[Figure content listings]
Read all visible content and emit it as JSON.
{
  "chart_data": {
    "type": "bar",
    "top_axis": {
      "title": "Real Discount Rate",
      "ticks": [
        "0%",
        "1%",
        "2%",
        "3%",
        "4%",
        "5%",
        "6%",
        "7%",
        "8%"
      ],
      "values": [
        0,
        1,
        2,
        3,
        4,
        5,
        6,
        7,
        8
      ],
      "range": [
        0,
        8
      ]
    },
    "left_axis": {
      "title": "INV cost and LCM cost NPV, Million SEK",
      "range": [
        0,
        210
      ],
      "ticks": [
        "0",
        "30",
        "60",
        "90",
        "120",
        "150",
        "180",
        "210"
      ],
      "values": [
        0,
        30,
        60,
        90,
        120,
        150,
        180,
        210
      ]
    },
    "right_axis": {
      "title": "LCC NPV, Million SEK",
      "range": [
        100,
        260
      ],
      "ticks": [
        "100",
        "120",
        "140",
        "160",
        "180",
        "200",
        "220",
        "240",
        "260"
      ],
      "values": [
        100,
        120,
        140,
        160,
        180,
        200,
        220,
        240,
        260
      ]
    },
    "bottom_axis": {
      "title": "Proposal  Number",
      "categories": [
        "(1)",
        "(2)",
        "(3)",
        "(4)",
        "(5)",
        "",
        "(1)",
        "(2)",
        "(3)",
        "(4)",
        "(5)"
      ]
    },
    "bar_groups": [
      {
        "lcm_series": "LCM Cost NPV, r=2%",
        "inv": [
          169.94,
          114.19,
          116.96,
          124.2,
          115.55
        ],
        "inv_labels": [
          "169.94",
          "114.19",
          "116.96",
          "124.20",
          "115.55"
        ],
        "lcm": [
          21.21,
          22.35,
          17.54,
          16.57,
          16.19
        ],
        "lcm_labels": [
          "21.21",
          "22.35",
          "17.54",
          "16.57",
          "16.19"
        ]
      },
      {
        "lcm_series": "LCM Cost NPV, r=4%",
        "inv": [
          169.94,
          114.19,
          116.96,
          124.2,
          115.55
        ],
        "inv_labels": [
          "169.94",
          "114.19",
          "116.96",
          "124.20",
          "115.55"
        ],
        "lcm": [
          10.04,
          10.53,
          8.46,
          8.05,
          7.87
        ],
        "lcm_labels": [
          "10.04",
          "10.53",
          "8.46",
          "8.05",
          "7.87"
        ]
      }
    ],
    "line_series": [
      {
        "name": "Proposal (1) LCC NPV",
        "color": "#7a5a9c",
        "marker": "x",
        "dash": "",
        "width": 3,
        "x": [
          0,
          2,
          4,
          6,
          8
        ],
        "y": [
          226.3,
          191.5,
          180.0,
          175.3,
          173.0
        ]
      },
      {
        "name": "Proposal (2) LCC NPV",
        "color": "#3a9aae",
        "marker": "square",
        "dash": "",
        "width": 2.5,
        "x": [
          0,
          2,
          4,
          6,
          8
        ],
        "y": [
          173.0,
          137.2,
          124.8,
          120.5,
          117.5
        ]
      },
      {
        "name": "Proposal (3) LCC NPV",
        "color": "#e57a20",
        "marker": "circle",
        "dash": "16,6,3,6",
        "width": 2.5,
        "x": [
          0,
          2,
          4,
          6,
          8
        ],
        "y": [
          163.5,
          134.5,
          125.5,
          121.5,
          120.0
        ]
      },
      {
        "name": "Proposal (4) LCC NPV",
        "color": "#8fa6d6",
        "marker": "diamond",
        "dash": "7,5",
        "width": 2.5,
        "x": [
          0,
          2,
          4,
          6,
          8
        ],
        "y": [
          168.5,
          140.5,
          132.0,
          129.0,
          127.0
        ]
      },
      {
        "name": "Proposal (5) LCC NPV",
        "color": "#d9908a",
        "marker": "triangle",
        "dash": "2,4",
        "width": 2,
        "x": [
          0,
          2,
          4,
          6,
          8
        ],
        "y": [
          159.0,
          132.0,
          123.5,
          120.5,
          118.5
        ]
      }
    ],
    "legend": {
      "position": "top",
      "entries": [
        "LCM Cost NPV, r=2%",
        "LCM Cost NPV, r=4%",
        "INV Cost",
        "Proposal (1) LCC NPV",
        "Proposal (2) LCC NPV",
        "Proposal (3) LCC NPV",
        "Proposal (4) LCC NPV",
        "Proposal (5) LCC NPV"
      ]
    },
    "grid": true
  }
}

» Objective
Count each line where the string "Million" occurs, and write only the number.

» Response to this exercise
2